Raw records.
* BEGIN *
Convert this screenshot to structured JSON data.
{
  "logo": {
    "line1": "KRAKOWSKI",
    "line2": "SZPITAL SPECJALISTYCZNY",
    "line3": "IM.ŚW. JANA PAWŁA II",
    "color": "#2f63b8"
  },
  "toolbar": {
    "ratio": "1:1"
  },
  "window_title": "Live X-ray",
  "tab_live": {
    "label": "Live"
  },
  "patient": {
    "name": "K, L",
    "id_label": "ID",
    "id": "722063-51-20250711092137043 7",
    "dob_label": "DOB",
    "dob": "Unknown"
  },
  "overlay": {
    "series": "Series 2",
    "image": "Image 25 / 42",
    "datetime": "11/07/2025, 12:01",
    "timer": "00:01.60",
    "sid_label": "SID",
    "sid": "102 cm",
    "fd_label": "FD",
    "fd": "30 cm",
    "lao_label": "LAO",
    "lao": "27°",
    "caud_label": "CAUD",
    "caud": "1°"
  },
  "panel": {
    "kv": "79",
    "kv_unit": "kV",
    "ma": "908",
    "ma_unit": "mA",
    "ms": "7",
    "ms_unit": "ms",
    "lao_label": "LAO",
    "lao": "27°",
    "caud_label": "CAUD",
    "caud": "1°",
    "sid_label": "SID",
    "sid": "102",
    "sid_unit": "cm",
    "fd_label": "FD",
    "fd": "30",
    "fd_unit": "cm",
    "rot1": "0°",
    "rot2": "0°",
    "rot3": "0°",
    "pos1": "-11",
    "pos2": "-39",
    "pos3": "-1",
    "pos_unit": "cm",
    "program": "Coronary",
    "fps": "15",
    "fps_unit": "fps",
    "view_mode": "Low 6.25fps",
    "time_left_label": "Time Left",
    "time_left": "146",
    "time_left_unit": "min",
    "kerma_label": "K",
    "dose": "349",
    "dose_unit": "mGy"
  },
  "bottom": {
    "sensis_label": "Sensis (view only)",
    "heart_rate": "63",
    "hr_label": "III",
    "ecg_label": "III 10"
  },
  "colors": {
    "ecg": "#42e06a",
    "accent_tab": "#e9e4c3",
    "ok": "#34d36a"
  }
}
* END *
* BEGIN *
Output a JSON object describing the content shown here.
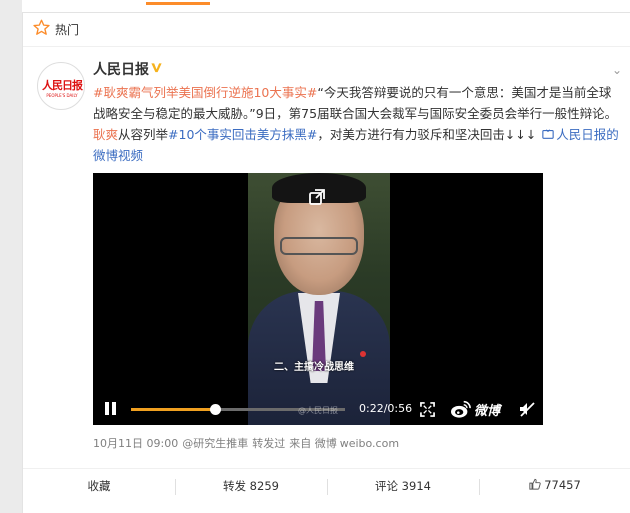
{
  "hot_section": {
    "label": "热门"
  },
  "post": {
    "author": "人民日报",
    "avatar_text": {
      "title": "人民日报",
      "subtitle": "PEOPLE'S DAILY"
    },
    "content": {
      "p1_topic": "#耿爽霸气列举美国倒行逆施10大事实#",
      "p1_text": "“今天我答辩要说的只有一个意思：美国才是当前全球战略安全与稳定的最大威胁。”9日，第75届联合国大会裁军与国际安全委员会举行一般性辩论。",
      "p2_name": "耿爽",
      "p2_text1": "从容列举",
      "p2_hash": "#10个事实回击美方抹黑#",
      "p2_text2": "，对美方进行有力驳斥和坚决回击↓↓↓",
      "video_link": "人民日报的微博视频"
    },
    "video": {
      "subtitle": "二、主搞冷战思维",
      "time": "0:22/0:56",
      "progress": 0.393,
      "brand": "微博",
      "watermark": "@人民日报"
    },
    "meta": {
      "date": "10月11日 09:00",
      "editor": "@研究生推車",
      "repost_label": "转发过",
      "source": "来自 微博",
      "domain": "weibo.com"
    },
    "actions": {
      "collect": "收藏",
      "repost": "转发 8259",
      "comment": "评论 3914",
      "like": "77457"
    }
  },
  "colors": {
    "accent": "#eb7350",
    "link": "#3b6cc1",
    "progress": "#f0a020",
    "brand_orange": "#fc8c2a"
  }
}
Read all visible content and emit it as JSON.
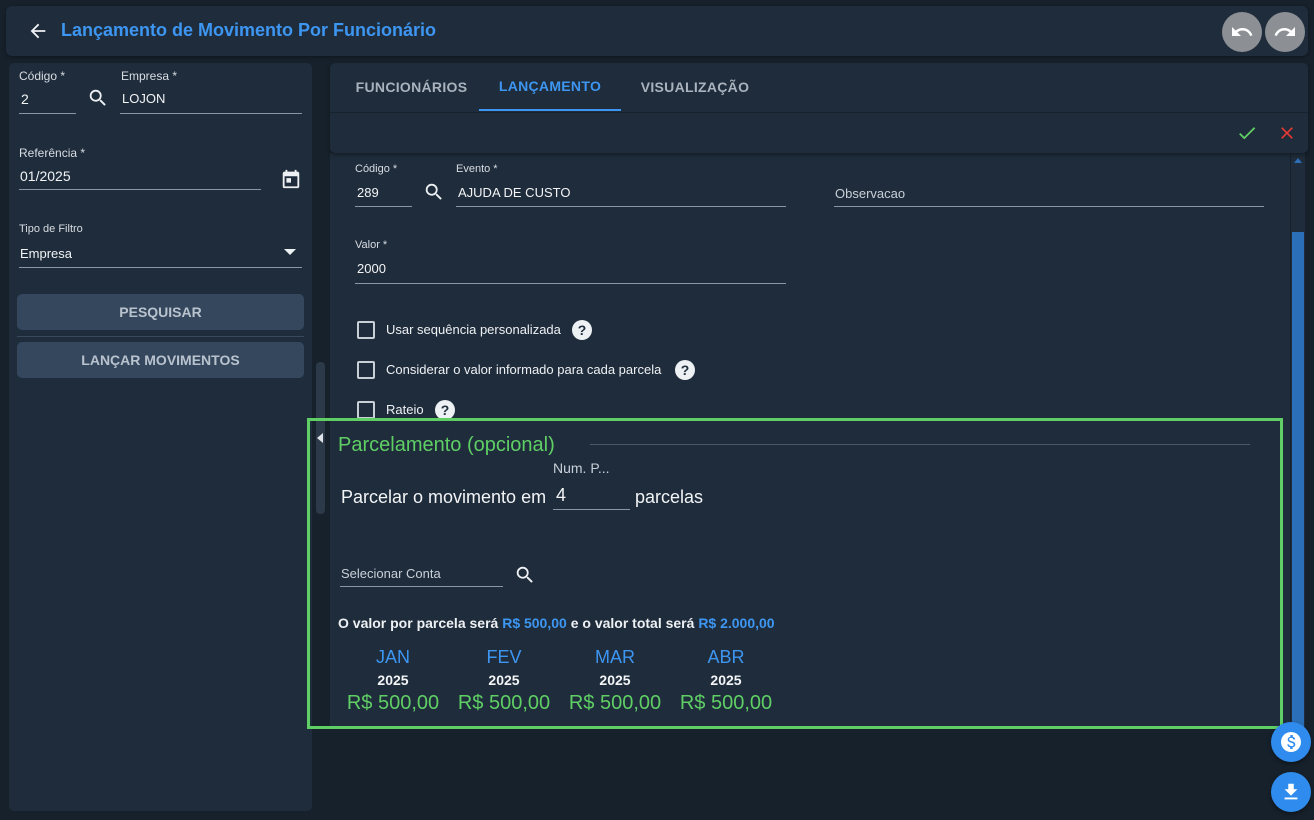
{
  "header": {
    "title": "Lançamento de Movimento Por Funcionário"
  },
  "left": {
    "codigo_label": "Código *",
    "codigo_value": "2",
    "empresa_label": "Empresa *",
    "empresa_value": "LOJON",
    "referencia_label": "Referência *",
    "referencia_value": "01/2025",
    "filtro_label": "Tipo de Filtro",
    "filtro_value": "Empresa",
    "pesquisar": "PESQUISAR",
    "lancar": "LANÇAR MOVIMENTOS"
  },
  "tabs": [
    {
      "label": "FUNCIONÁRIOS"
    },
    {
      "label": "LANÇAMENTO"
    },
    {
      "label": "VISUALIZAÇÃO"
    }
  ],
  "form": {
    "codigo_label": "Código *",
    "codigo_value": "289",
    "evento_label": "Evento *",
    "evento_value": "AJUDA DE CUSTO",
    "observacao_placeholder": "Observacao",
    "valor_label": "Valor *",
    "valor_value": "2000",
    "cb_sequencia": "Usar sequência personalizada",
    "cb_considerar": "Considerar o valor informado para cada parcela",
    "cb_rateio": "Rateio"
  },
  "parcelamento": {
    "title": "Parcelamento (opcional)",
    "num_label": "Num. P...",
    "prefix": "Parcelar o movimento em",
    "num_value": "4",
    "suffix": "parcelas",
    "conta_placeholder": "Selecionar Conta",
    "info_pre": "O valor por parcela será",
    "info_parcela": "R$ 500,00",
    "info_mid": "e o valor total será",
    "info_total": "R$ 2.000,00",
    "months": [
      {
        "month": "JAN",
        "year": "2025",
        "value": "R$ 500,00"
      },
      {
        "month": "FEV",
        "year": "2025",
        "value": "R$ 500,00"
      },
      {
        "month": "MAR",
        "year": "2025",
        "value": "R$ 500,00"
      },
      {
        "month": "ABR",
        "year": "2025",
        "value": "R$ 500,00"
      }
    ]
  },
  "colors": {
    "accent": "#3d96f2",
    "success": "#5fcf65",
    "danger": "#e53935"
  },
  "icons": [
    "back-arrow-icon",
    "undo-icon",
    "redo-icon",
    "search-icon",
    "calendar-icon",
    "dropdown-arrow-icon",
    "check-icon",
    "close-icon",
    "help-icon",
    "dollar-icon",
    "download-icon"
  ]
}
* END *
* BEGIN *
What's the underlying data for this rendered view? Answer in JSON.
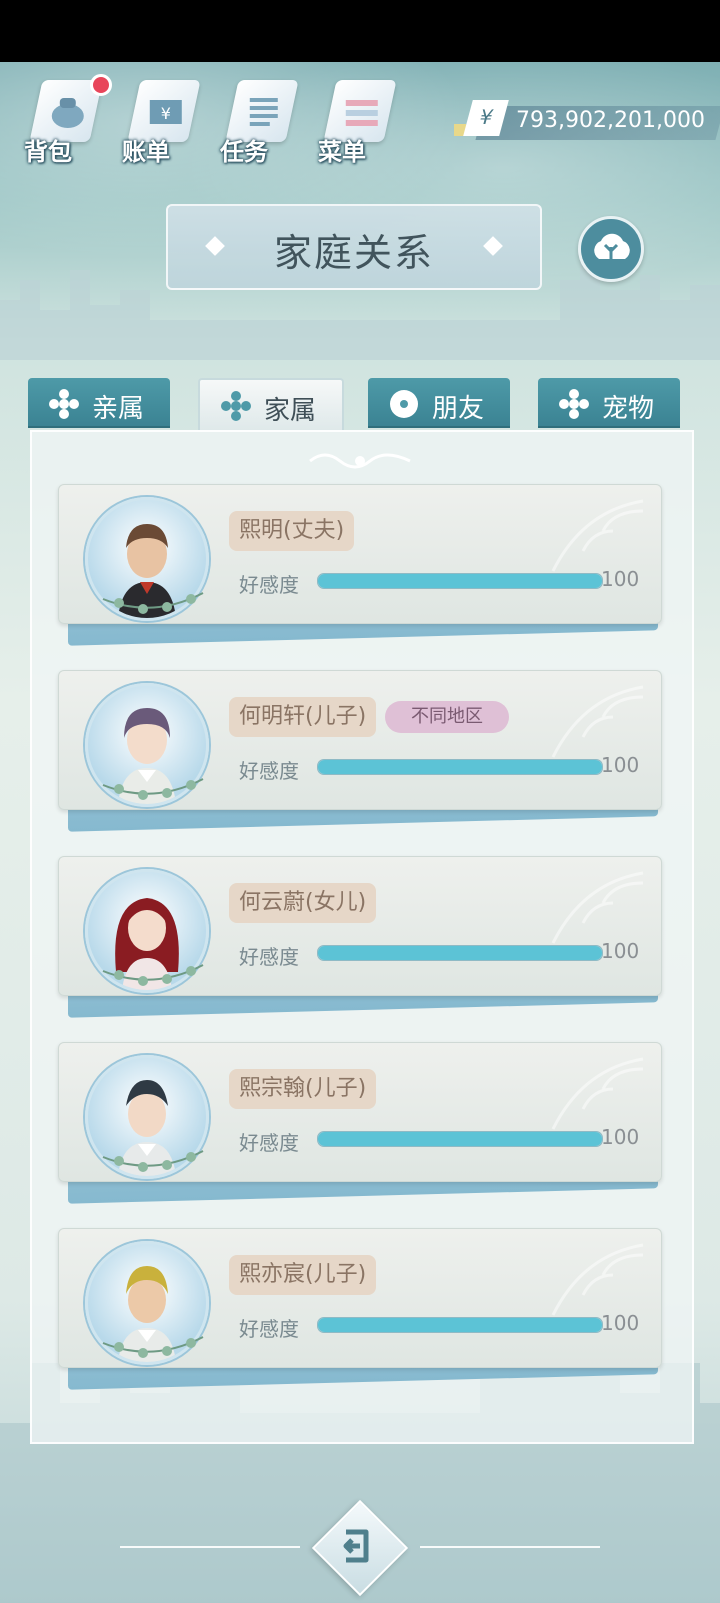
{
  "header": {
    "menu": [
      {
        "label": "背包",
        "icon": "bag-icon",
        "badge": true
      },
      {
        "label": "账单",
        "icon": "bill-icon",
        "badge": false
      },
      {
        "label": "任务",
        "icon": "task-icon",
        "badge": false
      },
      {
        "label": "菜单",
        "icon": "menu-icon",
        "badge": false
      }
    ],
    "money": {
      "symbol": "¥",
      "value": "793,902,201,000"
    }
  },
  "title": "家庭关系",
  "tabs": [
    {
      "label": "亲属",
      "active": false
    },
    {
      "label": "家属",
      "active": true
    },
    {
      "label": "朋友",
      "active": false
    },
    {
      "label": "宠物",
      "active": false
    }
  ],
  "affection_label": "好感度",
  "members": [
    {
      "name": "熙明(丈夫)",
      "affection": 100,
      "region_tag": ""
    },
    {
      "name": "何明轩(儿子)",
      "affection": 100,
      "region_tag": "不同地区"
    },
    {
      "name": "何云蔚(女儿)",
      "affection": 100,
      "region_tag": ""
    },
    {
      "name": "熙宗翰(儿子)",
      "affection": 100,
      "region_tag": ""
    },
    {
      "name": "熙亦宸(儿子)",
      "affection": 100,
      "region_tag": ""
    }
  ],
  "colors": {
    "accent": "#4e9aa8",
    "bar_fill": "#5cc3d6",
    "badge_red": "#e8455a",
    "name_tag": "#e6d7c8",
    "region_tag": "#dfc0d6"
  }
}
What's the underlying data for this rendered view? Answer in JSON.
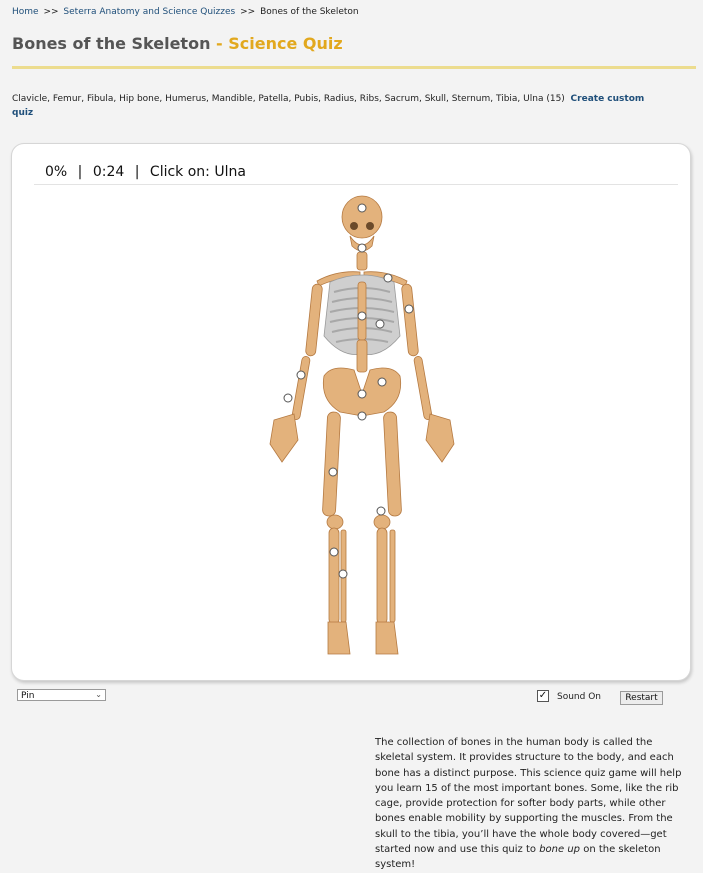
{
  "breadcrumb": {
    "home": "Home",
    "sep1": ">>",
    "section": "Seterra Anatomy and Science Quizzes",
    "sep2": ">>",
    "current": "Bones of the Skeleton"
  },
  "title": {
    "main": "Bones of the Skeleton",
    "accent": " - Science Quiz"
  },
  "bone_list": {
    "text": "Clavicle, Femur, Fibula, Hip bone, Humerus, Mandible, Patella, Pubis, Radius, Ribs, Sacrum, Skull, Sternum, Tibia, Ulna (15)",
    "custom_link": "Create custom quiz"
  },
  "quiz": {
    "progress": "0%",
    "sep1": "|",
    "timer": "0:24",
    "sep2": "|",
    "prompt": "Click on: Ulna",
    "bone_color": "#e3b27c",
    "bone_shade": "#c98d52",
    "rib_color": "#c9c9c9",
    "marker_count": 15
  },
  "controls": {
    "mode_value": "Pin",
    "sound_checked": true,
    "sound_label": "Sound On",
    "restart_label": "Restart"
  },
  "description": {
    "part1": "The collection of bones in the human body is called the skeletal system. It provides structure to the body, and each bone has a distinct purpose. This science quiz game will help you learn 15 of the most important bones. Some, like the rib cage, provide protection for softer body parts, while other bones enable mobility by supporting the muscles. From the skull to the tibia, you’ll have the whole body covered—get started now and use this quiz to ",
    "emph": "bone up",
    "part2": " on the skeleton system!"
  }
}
* END *
Directive. Pick each line holding the word "arrow" out of the data and copy it.

Task output.
    "back-arrow-icon",
    "dropdown-arrow-icon",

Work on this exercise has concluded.